Task requirements: Pick up the passage on Antarctic ice shelf thinning after its last sentence and continue writing it.

Extracted text:
The good news: the researchers did collect better resolved data using this technique. The bad news: this better resolved data indicates that the Western Antarctic ice shelf is melting faster than previously known. Here’s a general visual description of the results:The red and blue dots indicate regions with rates of net loss and gain, respectively, over the past 18 years (the size of the dot indicates the rate magnitude). Clearly, most regions across the Western shelf have been melting, compared to small increases in thickness for floating shelves along the Eastern side.
This, however, only tells part of the story, because it is averaged across the past 18 years. The primary advantage to this study was not only the spatial but also temporal resolution. Analyzing time series of thickness changes provides some more interesting data, as shown below for each named shelf (compare with its location on the figure above):Each gray point corresponds to a 3-month time-averaged thickness change. Looking at these thickness changes over time allows us to see trends of where the ice shelves are heading. A polynomial fit in blue also highlights any oscillations in the data.
So what do we see? The first five locations – Ross, Amundsen, Bellingshausen, Larsen, and Filchner Ronne – are all along the Western shelf and all show significant melting trends across the past 18 years. The pattern of loss for the Ross shelf is a little different, showing oscillations over the first 10 years before plummeting over the last eight or so. The Ross shelf is located on the southern part of the Western shelf (see graphic above), so this clearly indicates some different forcing variables affecting that region compared to the far West shelf containing the other three that all show similar behavior.

Data section:
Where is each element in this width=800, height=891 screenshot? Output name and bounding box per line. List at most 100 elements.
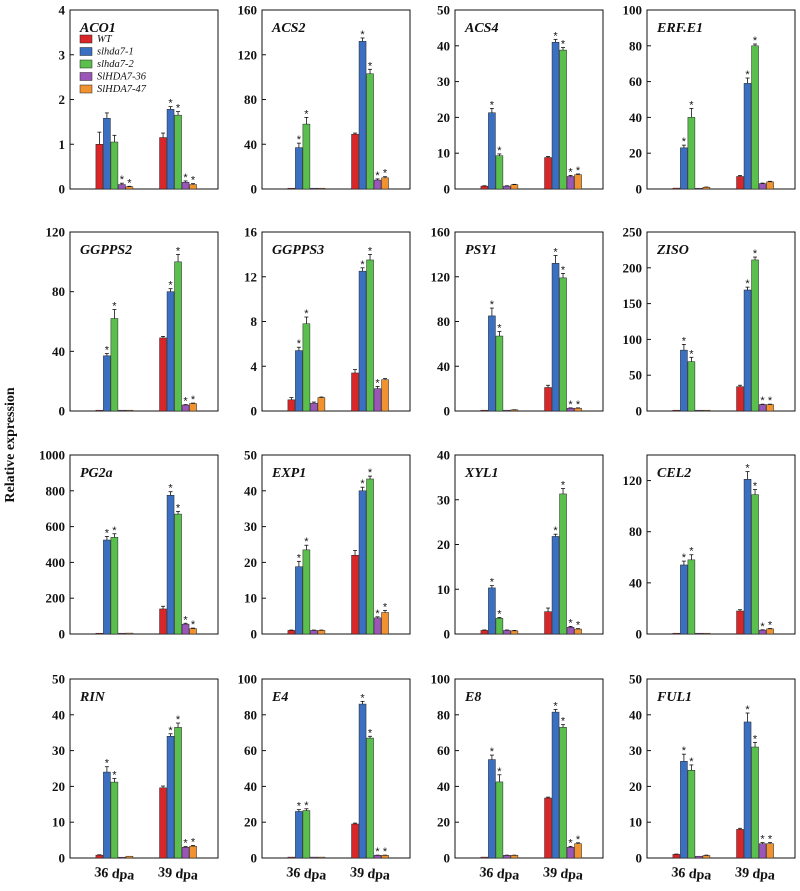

The reply:
A similarly troubling but different pattern appears for the Eastern shelves. All of them actually show increases in thickness from 1994-2003, balancing out the loss from the Western shelf and leading to an overall steady thickness averaged across all of Antarctica (bottom time-series from 1994-2003). However, over the past decade or so, even Eastern shelves have begun to see slight losses, and this combined with accelerated Western shelf losses has led to a recent decrease in total Antractic sheet thickness (bottom time-series from 2003-2012). Only time will tell if these Eastern losses are part of an oscillation over long time-scales, or if a climate forcing is changing their trajectory.
Just to give some numbers to these trends, from 2003-2012, the Western shelf loss rate has increased by 70%, fro 144 – 242 cubic kilometers per year. Across all of Antarctica, little loss was seen from 1994-2003 (25 km3/year), but has been declining rapidly from 2003-2012 (310 km3/year).
The Antarctic ice shelves have appeared to enter a new pattern of behavior – a natural question now would be to wonder about the cause of this accelerated melting. The authors do not address this question, as it is a complicated one, with the obvious suspects being anthropogenic emissions, El Nino, or other Pacific and Atlantic decadal oscillations. Only more research can answer this definitively.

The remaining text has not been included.